Images are excluded; otherwise, output every record exactly.

EXERCISE MATERIALS:
# # # # #

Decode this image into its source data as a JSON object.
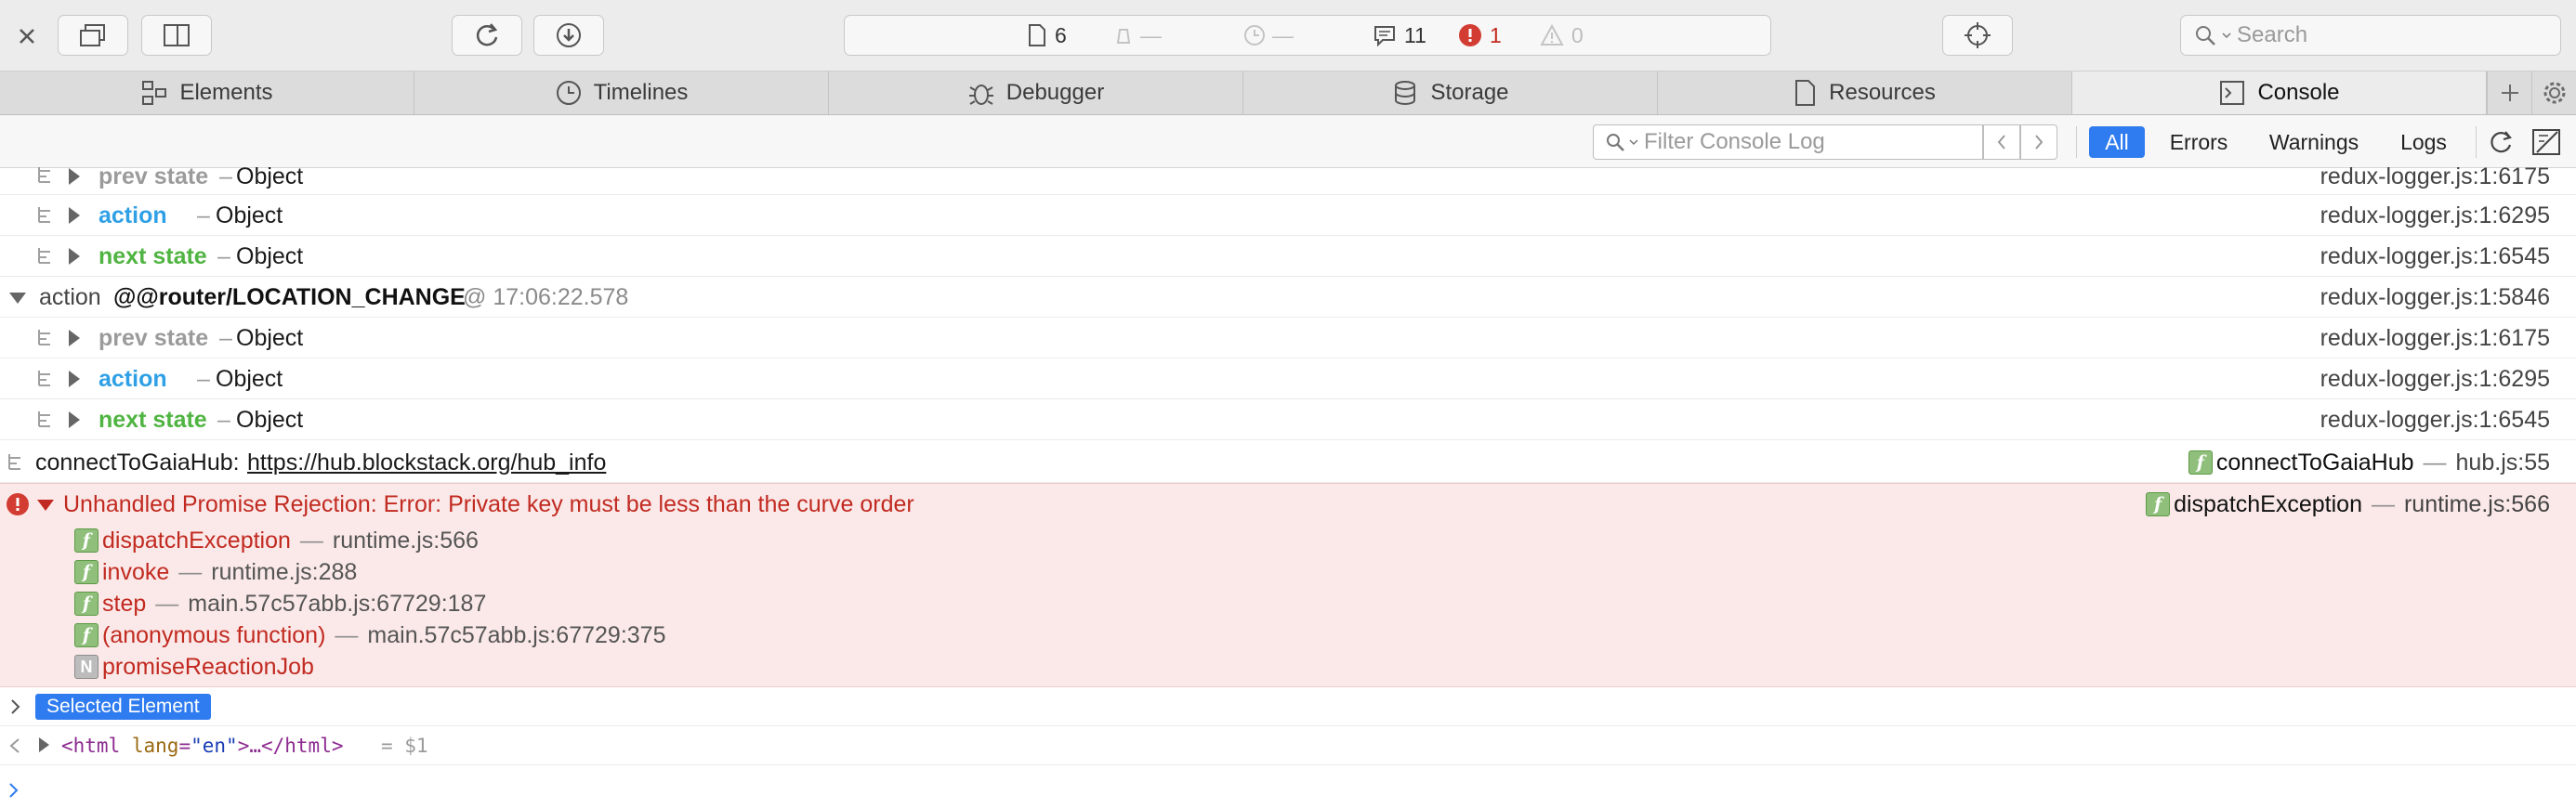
{
  "toolbar": {
    "resources_count": "6",
    "network_dash": "—",
    "time_dash": "—",
    "messages_count": "11",
    "errors_count": "1",
    "warnings_count": "0",
    "search_placeholder": "Search"
  },
  "tabs": [
    {
      "label": "Elements"
    },
    {
      "label": "Timelines"
    },
    {
      "label": "Debugger"
    },
    {
      "label": "Storage"
    },
    {
      "label": "Resources"
    },
    {
      "label": "Console"
    }
  ],
  "filter": {
    "placeholder": "Filter Console Log",
    "scopes": [
      "All",
      "Errors",
      "Warnings",
      "Logs"
    ],
    "active_scope": "All"
  },
  "console": {
    "group1": [
      {
        "label": "prev state",
        "sep": "–",
        "value": "Object",
        "source": "redux-logger.js:1:6175"
      },
      {
        "label": "action",
        "sep": "–",
        "value": "Object",
        "source": "redux-logger.js:1:6295"
      },
      {
        "label": "next state",
        "sep": "–",
        "value": "Object",
        "source": "redux-logger.js:1:6545"
      }
    ],
    "action_header": {
      "prefix": "action",
      "type": "@@router/LOCATION_CHANGE",
      "time": "@ 17:06:22.578",
      "source": "redux-logger.js:1:5846"
    },
    "group2": [
      {
        "label": "prev state",
        "sep": "–",
        "value": "Object",
        "source": "redux-logger.js:1:6175"
      },
      {
        "label": "action",
        "sep": "–",
        "value": "Object",
        "source": "redux-logger.js:1:6295"
      },
      {
        "label": "next state",
        "sep": "–",
        "value": "Object",
        "source": "redux-logger.js:1:6545"
      }
    ],
    "log": {
      "text": "connectToGaiaHub:",
      "link": "https://hub.blockstack.org/hub_info",
      "source_fn": "connectToGaiaHub",
      "source_file": "hub.js:55"
    },
    "error": {
      "message": "Unhandled Promise Rejection: Error: Private key must be less than the curve order",
      "source_fn": "dispatchException",
      "source_file": "runtime.js:566",
      "frames": [
        {
          "badge": "f",
          "fn": "dispatchException",
          "loc": "runtime.js:566"
        },
        {
          "badge": "f",
          "fn": "invoke",
          "loc": "runtime.js:288"
        },
        {
          "badge": "f",
          "fn": "step",
          "loc": "main.57c57abb.js:67729:187"
        },
        {
          "badge": "f",
          "fn": "(anonymous function)",
          "loc": "main.57c57abb.js:67729:375"
        },
        {
          "badge": "N",
          "fn": "promiseReactionJob",
          "loc": ""
        }
      ]
    },
    "selected_element_label": "Selected Element",
    "html_open": "<html",
    "html_attr": "lang",
    "html_val": "\"en\"",
    "html_close": ">…</html>",
    "html_var": "= $1"
  },
  "colors": {
    "accent": "#2f7cf0",
    "prev_state": "#9b9b9b",
    "action": "#2fa0e6",
    "next_state": "#4fb441",
    "error_text": "#c12a20",
    "error_bg": "#fbe9e9"
  }
}
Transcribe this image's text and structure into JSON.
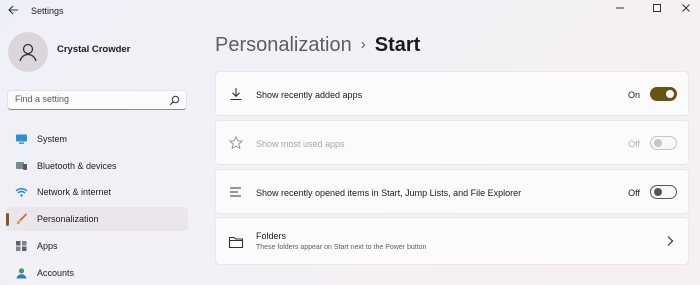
{
  "window": {
    "title": "Settings"
  },
  "user": {
    "name": "Crystal Crowder"
  },
  "search": {
    "placeholder": "Find a setting"
  },
  "sidebar": {
    "items": [
      {
        "label": "System",
        "icon": "system-icon"
      },
      {
        "label": "Bluetooth & devices",
        "icon": "bluetooth-icon"
      },
      {
        "label": "Network & internet",
        "icon": "wifi-icon"
      },
      {
        "label": "Personalization",
        "icon": "brush-icon",
        "active": true
      },
      {
        "label": "Apps",
        "icon": "apps-icon"
      },
      {
        "label": "Accounts",
        "icon": "accounts-icon"
      }
    ]
  },
  "breadcrumb": {
    "parent": "Personalization",
    "separator": "›",
    "current": "Start"
  },
  "settings": [
    {
      "label": "Show recently added apps",
      "state": "On",
      "enabled": true,
      "icon": "download-icon"
    },
    {
      "label": "Show most used apps",
      "state": "Off",
      "enabled": false,
      "icon": "star-icon"
    },
    {
      "label": "Show recently opened items in Start, Jump Lists, and File Explorer",
      "state": "Off",
      "enabled": true,
      "icon": "list-icon"
    },
    {
      "label": "Folders",
      "sublabel": "These folders appear on Start next to the Power button",
      "icon": "folder-icon"
    }
  ],
  "colors": {
    "accent": "#6b5316",
    "active_indicator": "#7a5d24"
  }
}
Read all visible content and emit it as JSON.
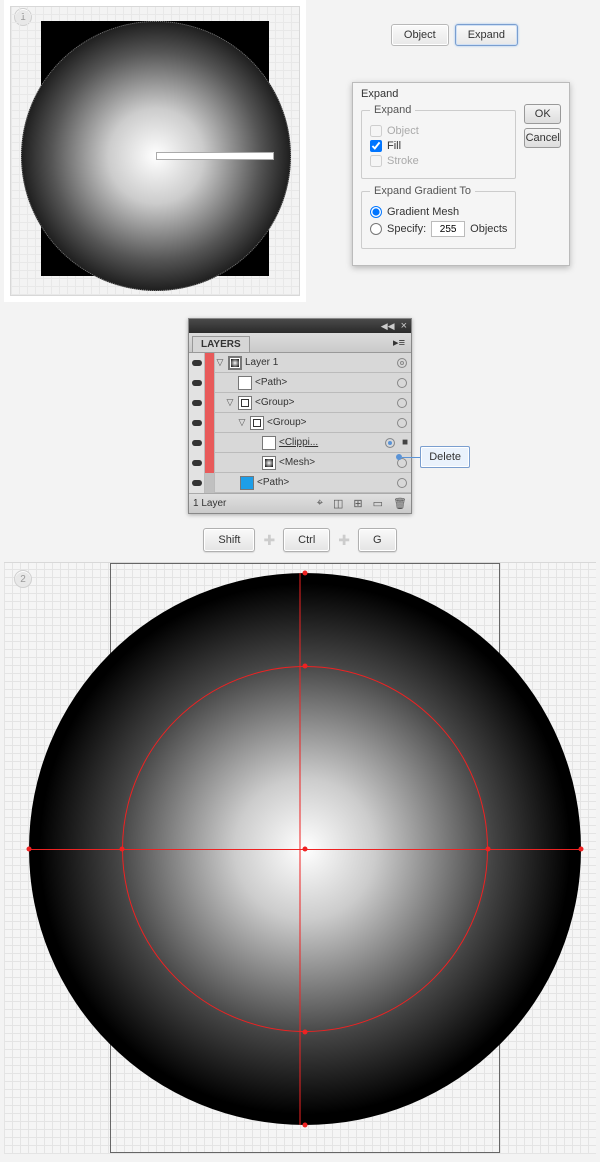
{
  "step1": "1",
  "step2": "2",
  "menu": {
    "object": "Object",
    "expand": "Expand"
  },
  "dialog": {
    "title": "Expand",
    "grp1": "Expand",
    "opt_object": "Object",
    "opt_fill": "Fill",
    "opt_stroke": "Stroke",
    "grp2": "Expand Gradient To",
    "opt_mesh": "Gradient Mesh",
    "opt_specify": "Specify:",
    "specify_val": "255",
    "specify_unit": "Objects",
    "ok": "OK",
    "cancel": "Cancel"
  },
  "layers": {
    "tab": "LAYERS",
    "row0": "Layer 1",
    "row1": "<Path>",
    "row2": "<Group>",
    "row3": "<Group>",
    "row4": "<Clippi...",
    "row5": "<Mesh>",
    "row6": "<Path>",
    "footer": "1 Layer"
  },
  "tooltip": {
    "delete": "Delete"
  },
  "kbd": {
    "shift": "Shift",
    "ctrl": "Ctrl",
    "g": "G"
  }
}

# # # # #

TASK RESPONSE:
Decode this image into its source data as a JSON object.
{
  "toolbar": {
    "resources_count": "6",
    "network_dash": "—",
    "time_dash": "—",
    "messages_count": "11",
    "errors_count": "1",
    "warnings_count": "0",
    "search_placeholder": "Search"
  },
  "tabs": [
    {
      "label": "Elements"
    },
    {
      "label": "Timelines"
    },
    {
      "label": "Debugger"
    },
    {
      "label": "Storage"
    },
    {
      "label": "Resources"
    },
    {
      "label": "Console"
    }
  ],
  "filter": {
    "placeholder": "Filter Console Log",
    "scopes": [
      "All",
      "Errors",
      "Warnings",
      "Logs"
    ],
    "active_scope": "All"
  },
  "console": {
    "group1": [
      {
        "label": "prev state",
        "sep": "–",
        "value": "Object",
        "source": "redux-logger.js:1:6175"
      },
      {
        "label": "action",
        "sep": "–",
        "value": "Object",
        "source": "redux-logger.js:1:6295"
      },
      {
        "label": "next state",
        "sep": "–",
        "value": "Object",
        "source": "redux-logger.js:1:6545"
      }
    ],
    "action_header": {
      "prefix": "action",
      "type": "@@router/LOCATION_CHANGE",
      "time": "@ 17:06:22.578",
      "source": "redux-logger.js:1:5846"
    },
    "group2": [
      {
        "label": "prev state",
        "sep": "–",
        "value": "Object",
        "source": "redux-logger.js:1:6175"
      },
      {
        "label": "action",
        "sep": "–",
        "value": "Object",
        "source": "redux-logger.js:1:6295"
      },
      {
        "label": "next state",
        "sep": "–",
        "value": "Object",
        "source": "redux-logger.js:1:6545"
      }
    ],
    "log": {
      "text": "connectToGaiaHub:",
      "link": "https://hub.blockstack.org/hub_info",
      "source_fn": "connectToGaiaHub",
      "source_file": "hub.js:55"
    },
    "error": {
      "message": "Unhandled Promise Rejection: Error: Private key must be less than the curve order",
      "source_fn": "dispatchException",
      "source_file": "runtime.js:566",
      "frames": [
        {
          "badge": "f",
          "fn": "dispatchException",
          "loc": "runtime.js:566"
        },
        {
          "badge": "f",
          "fn": "invoke",
          "loc": "runtime.js:288"
        },
        {
          "badge": "f",
          "fn": "step",
          "loc": "main.57c57abb.js:67729:187"
        },
        {
          "badge": "f",
          "fn": "(anonymous function)",
          "loc": "main.57c57abb.js:67729:375"
        },
        {
          "badge": "N",
          "fn": "promiseReactionJob",
          "loc": ""
        }
      ]
    },
    "selected_element_label": "Selected Element",
    "html_open": "<html",
    "html_attr": "lang",
    "html_val": "\"en\"",
    "html_close": ">…</html>",
    "html_var": "= $1"
  },
  "colors": {
    "accent": "#2f7cf0",
    "prev_state": "#9b9b9b",
    "action": "#2fa0e6",
    "next_state": "#4fb441",
    "error_text": "#c12a20",
    "error_bg": "#fbe9e9"
  }
}
Transcribe this image's text and structure into JSON.
{
  "window": {
    "title": "Settings"
  },
  "user": {
    "name": "Crystal Crowder"
  },
  "search": {
    "placeholder": "Find a setting"
  },
  "sidebar": {
    "items": [
      {
        "label": "System",
        "icon": "system-icon"
      },
      {
        "label": "Bluetooth & devices",
        "icon": "bluetooth-icon"
      },
      {
        "label": "Network & internet",
        "icon": "wifi-icon"
      },
      {
        "label": "Personalization",
        "icon": "brush-icon",
        "active": true
      },
      {
        "label": "Apps",
        "icon": "apps-icon"
      },
      {
        "label": "Accounts",
        "icon": "accounts-icon"
      }
    ]
  },
  "breadcrumb": {
    "parent": "Personalization",
    "separator": "›",
    "current": "Start"
  },
  "settings": [
    {
      "label": "Show recently added apps",
      "state": "On",
      "enabled": true,
      "icon": "download-icon"
    },
    {
      "label": "Show most used apps",
      "state": "Off",
      "enabled": false,
      "icon": "star-icon"
    },
    {
      "label": "Show recently opened items in Start, Jump Lists, and File Explorer",
      "state": "Off",
      "enabled": true,
      "icon": "list-icon"
    },
    {
      "label": "Folders",
      "sublabel": "These folders appear on Start next to the Power button",
      "icon": "folder-icon"
    }
  ],
  "colors": {
    "accent": "#6b5316",
    "active_indicator": "#7a5d24"
  }
}
Read all visible content and emit it as JSON.
{
  "step1": "1",
  "step2": "2",
  "menu": {
    "object": "Object",
    "expand": "Expand"
  },
  "dialog": {
    "title": "Expand",
    "grp1": "Expand",
    "opt_object": "Object",
    "opt_fill": "Fill",
    "opt_stroke": "Stroke",
    "grp2": "Expand Gradient To",
    "opt_mesh": "Gradient Mesh",
    "opt_specify": "Specify:",
    "specify_val": "255",
    "specify_unit": "Objects",
    "ok": "OK",
    "cancel": "Cancel"
  },
  "layers": {
    "tab": "LAYERS",
    "row0": "Layer 1",
    "row1": "<Path>",
    "row2": "<Group>",
    "row3": "<Group>",
    "row4": "<Clippi...",
    "row5": "<Mesh>",
    "row6": "<Path>",
    "footer": "1 Layer"
  },
  "tooltip": {
    "delete": "Delete"
  },
  "kbd": {
    "shift": "Shift",
    "ctrl": "Ctrl",
    "g": "G"
  }
}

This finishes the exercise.